Your task:
Tally the lines of the listing that contain the word "name", then give the total and nothing else.
═════ Information shown ═════
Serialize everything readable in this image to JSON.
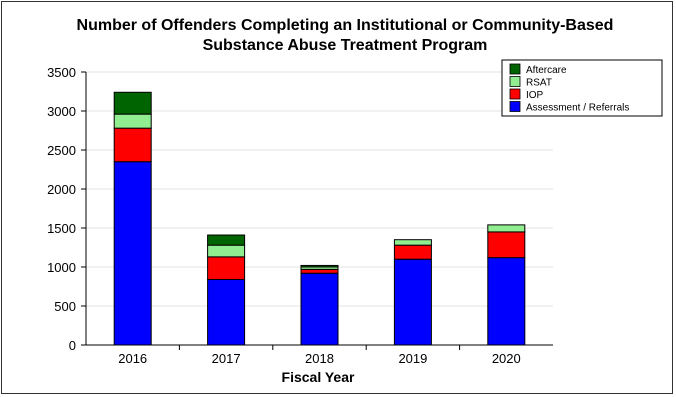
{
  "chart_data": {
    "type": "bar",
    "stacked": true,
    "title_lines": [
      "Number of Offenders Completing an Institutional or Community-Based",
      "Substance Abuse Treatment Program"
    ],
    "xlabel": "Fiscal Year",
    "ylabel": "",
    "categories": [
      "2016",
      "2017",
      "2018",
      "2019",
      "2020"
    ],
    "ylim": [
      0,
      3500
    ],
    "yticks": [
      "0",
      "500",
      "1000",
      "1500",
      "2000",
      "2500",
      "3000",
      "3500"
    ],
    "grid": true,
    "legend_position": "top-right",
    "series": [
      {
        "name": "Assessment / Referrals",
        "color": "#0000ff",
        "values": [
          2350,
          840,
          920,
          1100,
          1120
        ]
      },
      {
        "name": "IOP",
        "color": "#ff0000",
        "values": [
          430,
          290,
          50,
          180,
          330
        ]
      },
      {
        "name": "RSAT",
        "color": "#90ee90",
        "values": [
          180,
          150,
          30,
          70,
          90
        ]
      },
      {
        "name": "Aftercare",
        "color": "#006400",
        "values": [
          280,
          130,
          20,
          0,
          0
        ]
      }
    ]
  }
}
═════
Output:
4